Aim of the task
Leave out the pictures and copy every record exactly.

Data listing
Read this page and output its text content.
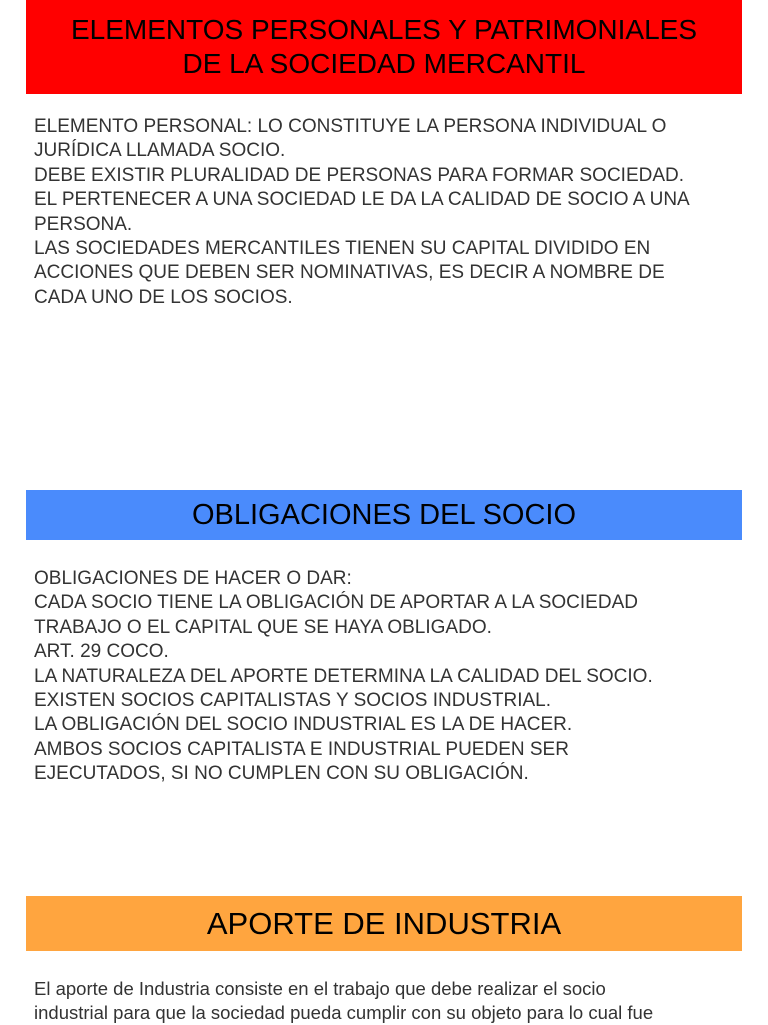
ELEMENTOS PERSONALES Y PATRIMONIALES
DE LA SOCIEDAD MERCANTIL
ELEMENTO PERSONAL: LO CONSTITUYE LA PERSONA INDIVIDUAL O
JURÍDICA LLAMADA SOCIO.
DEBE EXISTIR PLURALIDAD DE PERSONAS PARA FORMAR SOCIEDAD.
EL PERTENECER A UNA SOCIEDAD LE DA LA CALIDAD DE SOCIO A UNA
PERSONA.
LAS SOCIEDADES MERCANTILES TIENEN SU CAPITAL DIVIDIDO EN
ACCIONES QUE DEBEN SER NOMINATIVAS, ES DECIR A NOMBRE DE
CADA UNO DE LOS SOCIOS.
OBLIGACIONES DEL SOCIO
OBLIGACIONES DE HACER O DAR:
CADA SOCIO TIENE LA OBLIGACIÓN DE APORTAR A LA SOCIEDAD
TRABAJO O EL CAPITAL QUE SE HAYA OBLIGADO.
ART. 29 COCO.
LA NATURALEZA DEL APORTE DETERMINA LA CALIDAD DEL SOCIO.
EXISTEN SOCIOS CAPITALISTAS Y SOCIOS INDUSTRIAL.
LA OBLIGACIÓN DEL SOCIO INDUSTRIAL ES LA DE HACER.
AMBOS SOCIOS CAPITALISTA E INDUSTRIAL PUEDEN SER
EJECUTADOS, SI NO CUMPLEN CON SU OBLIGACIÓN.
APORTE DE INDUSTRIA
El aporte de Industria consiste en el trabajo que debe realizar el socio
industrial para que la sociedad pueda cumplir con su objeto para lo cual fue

Answer to the task
Read this page and output its text content.
ELEMENTOS PERSONALES Y PATRIMONIALES
DE LA SOCIEDAD MERCANTIL
ELEMENTO PERSONAL: LO CONSTITUYE LA PERSONA INDIVIDUAL O
JURÍDICA LLAMADA SOCIO.
DEBE EXISTIR PLURALIDAD DE PERSONAS PARA FORMAR SOCIEDAD.
EL PERTENECER A UNA SOCIEDAD LE DA LA CALIDAD DE SOCIO A UNA
PERSONA.
LAS SOCIEDADES MERCANTILES TIENEN SU CAPITAL DIVIDIDO EN
ACCIONES QUE DEBEN SER NOMINATIVAS, ES DECIR A NOMBRE DE
CADA UNO DE LOS SOCIOS.
OBLIGACIONES DEL SOCIO
OBLIGACIONES DE HACER O DAR:
CADA SOCIO TIENE LA OBLIGACIÓN DE APORTAR A LA SOCIEDAD
TRABAJO O EL CAPITAL QUE SE HAYA OBLIGADO.
ART. 29 COCO.
LA NATURALEZA DEL APORTE DETERMINA LA CALIDAD DEL SOCIO.
EXISTEN SOCIOS CAPITALISTAS Y SOCIOS INDUSTRIAL.
LA OBLIGACIÓN DEL SOCIO INDUSTRIAL ES LA DE HACER.
AMBOS SOCIOS CAPITALISTA E INDUSTRIAL PUEDEN SER
EJECUTADOS, SI NO CUMPLEN CON SU OBLIGACIÓN.
APORTE DE INDUSTRIA
El aporte de Industria consiste en el trabajo que debe realizar el socio
industrial para que la sociedad pueda cumplir con su objeto para lo cual fue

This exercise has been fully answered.